__Aim__.
Output the material below in its entirety, exactly as given.

__Task data__.
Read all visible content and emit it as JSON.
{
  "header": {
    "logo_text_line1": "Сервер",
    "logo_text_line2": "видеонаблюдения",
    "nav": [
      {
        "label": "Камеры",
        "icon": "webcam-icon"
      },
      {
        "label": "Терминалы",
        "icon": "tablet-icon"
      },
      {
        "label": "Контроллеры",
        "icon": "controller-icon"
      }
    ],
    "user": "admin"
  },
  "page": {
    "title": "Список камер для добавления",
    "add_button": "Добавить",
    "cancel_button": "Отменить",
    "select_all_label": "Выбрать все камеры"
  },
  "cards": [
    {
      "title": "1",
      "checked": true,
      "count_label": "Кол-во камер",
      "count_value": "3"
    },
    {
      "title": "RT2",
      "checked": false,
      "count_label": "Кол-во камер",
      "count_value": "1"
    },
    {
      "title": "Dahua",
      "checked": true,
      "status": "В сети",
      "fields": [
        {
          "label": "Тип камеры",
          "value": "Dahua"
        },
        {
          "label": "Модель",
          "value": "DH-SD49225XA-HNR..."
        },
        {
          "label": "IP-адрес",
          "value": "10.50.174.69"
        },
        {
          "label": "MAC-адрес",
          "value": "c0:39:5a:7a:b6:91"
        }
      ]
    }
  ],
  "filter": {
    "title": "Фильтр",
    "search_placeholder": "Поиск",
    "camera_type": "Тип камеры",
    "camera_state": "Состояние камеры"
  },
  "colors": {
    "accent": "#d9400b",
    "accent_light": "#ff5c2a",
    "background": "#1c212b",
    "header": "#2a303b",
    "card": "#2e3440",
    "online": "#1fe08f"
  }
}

__The output__.
Read all visible content and emit it as JSON.
{
  "header": {
    "logo_text_line1": "Сервер",
    "logo_text_line2": "видеонаблюдения",
    "nav": [
      {
        "label": "Камеры",
        "icon": "webcam-icon"
      },
      {
        "label": "Терминалы",
        "icon": "tablet-icon"
      },
      {
        "label": "Контроллеры",
        "icon": "controller-icon"
      }
    ],
    "user": "admin"
  },
  "page": {
    "title": "Список камер для добавления",
    "add_button": "Добавить",
    "cancel_button": "Отменить",
    "select_all_label": "Выбрать все камеры"
  },
  "cards": [
    {
      "title": "1",
      "checked": true,
      "count_label": "Кол-во камер",
      "count_value": "3"
    },
    {
      "title": "RT2",
      "checked": false,
      "count_label": "Кол-во камер",
      "count_value": "1"
    },
    {
      "title": "Dahua",
      "checked": true,
      "status": "В сети",
      "fields": [
        {
          "label": "Тип камеры",
          "value": "Dahua"
        },
        {
          "label": "Модель",
          "value": "DH-SD49225XA-HNR..."
        },
        {
          "label": "IP-адрес",
          "value": "10.50.174.69"
        },
        {
          "label": "MAC-адрес",
          "value": "c0:39:5a:7a:b6:91"
        }
      ]
    }
  ],
  "filter": {
    "title": "Фильтр",
    "search_placeholder": "Поиск",
    "camera_type": "Тип камеры",
    "camera_state": "Состояние камеры"
  },
  "colors": {
    "accent": "#d9400b",
    "accent_light": "#ff5c2a",
    "background": "#1c212b",
    "header": "#2a303b",
    "card": "#2e3440",
    "online": "#1fe08f"
  }
}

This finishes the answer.